▸ **Отрывок документа**
◇ ◇ ◇

Как уже было отмечено по другому поводу, определения способа существования актеров в спектакле были порой весьма противоречивыми. Это, например, парадоксальное суждение об игре с полнотой перевоплощения, причем предполагающей отстранение актера от героя[100]. И высказывание об игре по методу Станиславского и одновременно о создании характера, в который актер не вживается[101]. И мнение одного из критиков, который, верно подмечая дистанцию между актером и ролью, колебался в определении выбора способа создания персонажа между перевоплощением и откровенной игрой[102]. Или мнение о пронзительной лирике, которая присуща игре И. Гигошвили и которую актриса будто бы остранняла и анатомировала приемами эпического театра[103]. И мнение рецензента, полагавшего, что актеры в спектакле играют по методу эпического театра, и в то же время утверждавшего, что актриса Гигошвили создает героиню, которой свойственна напряженная внутренняя жизнь[104]. При этом критик будто упускал из виду, что подобная жизнь характерна для героев, созданных по методу перевоплощения в виде развивающихся характеров.

Знаменательно, что при всем разнообразии и противоречивости суждений никем не оставалось не замеченным дистанцирование между актером и его ролью. Для нас в данном случае важно зафиксировать, что эта действительно существующая неслиянность персонажа и его исполнителя, очевидный зазор между ними вынуждает зрителя при восприятии сценического образа как целого сопоставлять актера и создаваемого им героя, то есть связывать их ассоциативно.

◇ ◇ ◇

▸ **Собранные данные**
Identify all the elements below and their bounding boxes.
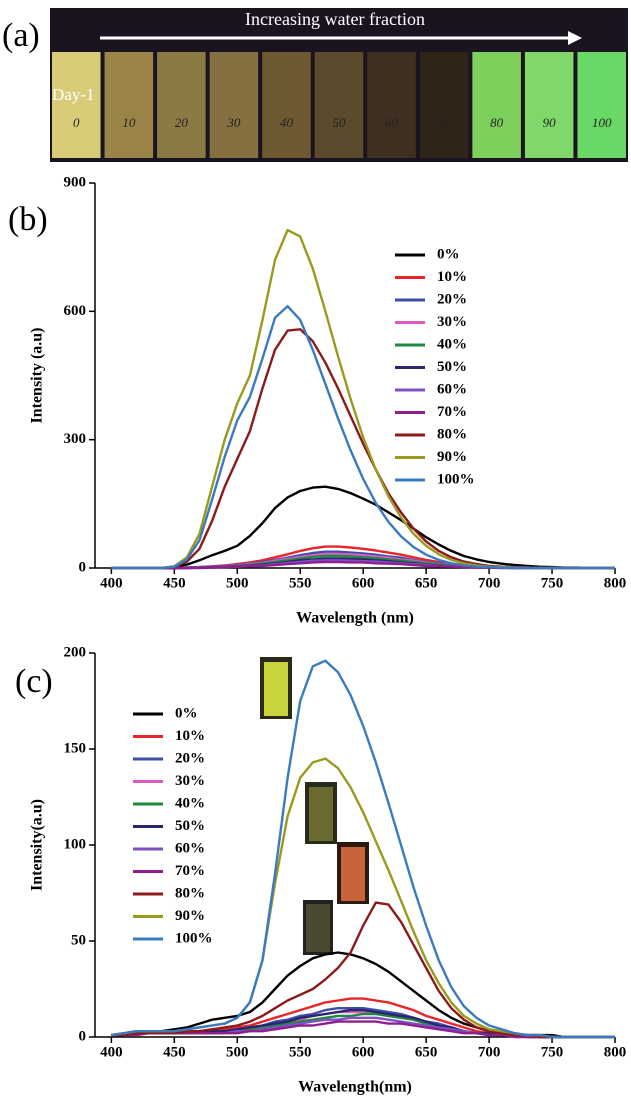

◇ ◇ ◇

▸ **Задание**
Отредактируйте отрывок о суждениях критиков: перепишите всё от «Знаменательно, что при» вниз до «связывать их ассоциативно.», поставив «разделенность» вместо «неслиянность». Данные — отдельный материал, к отрывку они отношения не имеют.

▸ **Ответ**
Знаменательно, что при всем разнообразии и противоречивости суждений никем не оставалось не замеченным дистанцирование между актером и его ролью. Для нас в данном случае важно зафиксировать, что эта действительно существующая разделенность персонажа и его исполнителя, очевидный зазор между ними вынуждает зрителя при восприятии сценического образа как целого сопоставлять актера и создаваемого им героя, то есть связывать их ассоциативно.